> Document section:
=======

Username:	Password:

Remember me

Forgot your username/password?

Print Email

Home>Articles

NFL Team Scoring Tendencies

By Bill James

November 15, 2008

I have plowed this ground before, but bear with me for a few minutes. Let us suppose that there are six NFL teams, and six games.

In week one, Arizona beats Baltimore 13-7, Chicago beats Detroit 34-21, and El Paso beats Fort Worth 28-21.

In week two, Arizona beats Detroit 23-13, Baltimore beats El Paso 21-17, and Chicago beats Fort Worth 42-24.

Standings: Arizona 2-0, Chicago 2-0, Baltimore 1-1, El Paso 1-1, Detroit 0-2, Fort Worth 0-2.

We are assuming, for the sake of simplicity, that all the games are played on neutral fields. We can take these scores, and try to figure out how the teams rank. We assume initially that every team has a value of 100. When Arizona beats Baltimore by six, then:

a) the total values for the two teams must total up to 200, and

b) Arizona gets six more points than Baltimore.

Arizona gets 103, Baltimore 97.

By this method Arizona has game scores of 103.0 (for the game against Baltimore) and 105.0 (for the ten-point win over Detroit.) That’s an average of 104.0.

The averages for the six teams at this point are:

	Chicago	107.75
	Arizona	104.00
	El Paso	100.75
	Baltimore	99.50
	Detroit	94.25
	Ft. Worth	93.75

We then change these “output values” to the input values, and re-run the same process. The Arizona/Baltimore game now becomes Arizona (104.0) against Baltimore (99.5). That’s a total of 203.5. In the second round, then, the scores must total up to 203.5, and Arizona must have six more than Baltimore. That makes it Arizona, 104.75, vs Baltimore, 98.75.

=======

> Supplied entries:
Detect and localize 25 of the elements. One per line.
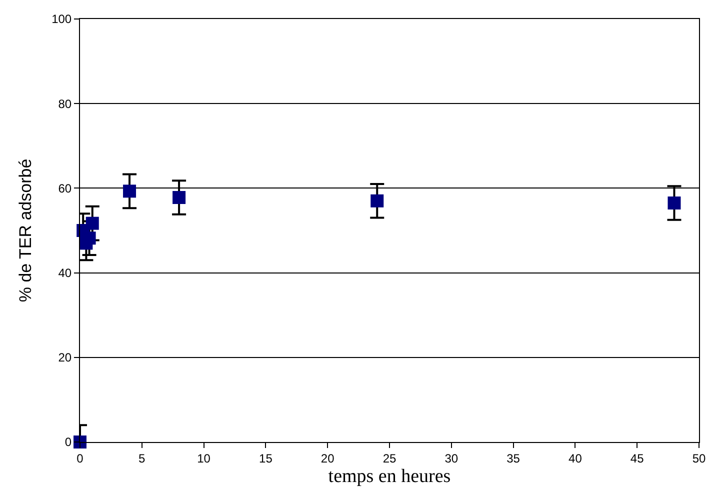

=======

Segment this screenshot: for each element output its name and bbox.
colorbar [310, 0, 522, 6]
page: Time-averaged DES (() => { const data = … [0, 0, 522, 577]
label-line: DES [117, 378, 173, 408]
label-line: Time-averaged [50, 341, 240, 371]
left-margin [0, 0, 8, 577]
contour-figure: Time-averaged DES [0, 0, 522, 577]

=======

> Task instructions:
A) From the records, extract verbatim every line from the line with "Segment this screenshot: for" up to and including the line with "contour-figure: Time-averaged DES".
B) Continue the article on NFL team scoring tendencies from the point where it stops.
The NFL scoring article and the records come from unrelated sources.

> Results by task:
A)
Segment this screenshot: for each element output its name and bbox.
colorbar [310, 0, 522, 6]
page: Time-averaged DES (() => { const data = … [0, 0, 522, 577]
label-line: DES [117, 378, 173, 408]
label-line: Time-averaged [50, 341, 240, 371]
left-margin [0, 0, 8, 577]
contour-figure: Time-averaged DES [0, 0, 522, 577]

B)
After the second round, the rankings of the six teams are:

	Chicago	108.6
	Arizona	104.4
	Baltimore	100.4
	El Paso	99.4
	Detroit	94.3
	Ft. Worth	92.8

After the third round, the rankings become:

	Chicago	108.8
	Arizona	104.9
	Baltimore	100.7
	El Paso	98.8
	Detroit	94.7
	Ft. Worth	92.1

After some very large number of cycles of re-calculation, the values become

	Chicago	108.8
	Arizona	106.5
	Baltimore	100.8
	El Paso	97.2
	Detroit	96.2
	Ft. Worth	90.5

After which you can re-calculate until hell freezes over, and the numbers are never going to change. That’s the end point of the system.

OK, but there is a second issue that can be accessed with the same data. The other thing we can figure with the same data is each team’s tendency to score and allow points. Chicago has scored and allowed 121 points in their two games; Arizona has scored and allowed 56. These are the totals for the six teams:

	Chicago	121
	Ft. Worth	115
	Detroit	91
	El Paso	87
	Baltimore	58
	Arizona	56

If we’re going to predict the scores of games, we need to be able to predict the victor and the margin of victory, but we also need to predict how many points will be scored.

I had a notion that we could perhaps do this in this way. An average NFL game this season has featured 44.51 points (44.0 in this data, but 44.51 in real life). This can be seen as the product of the “scoring and allowing” tendencies of the two teams. The square root of 44.51 is 6.67. If each team has a “scoring and allowing” tendency of 6.67, the game figures to allow 44.51 points.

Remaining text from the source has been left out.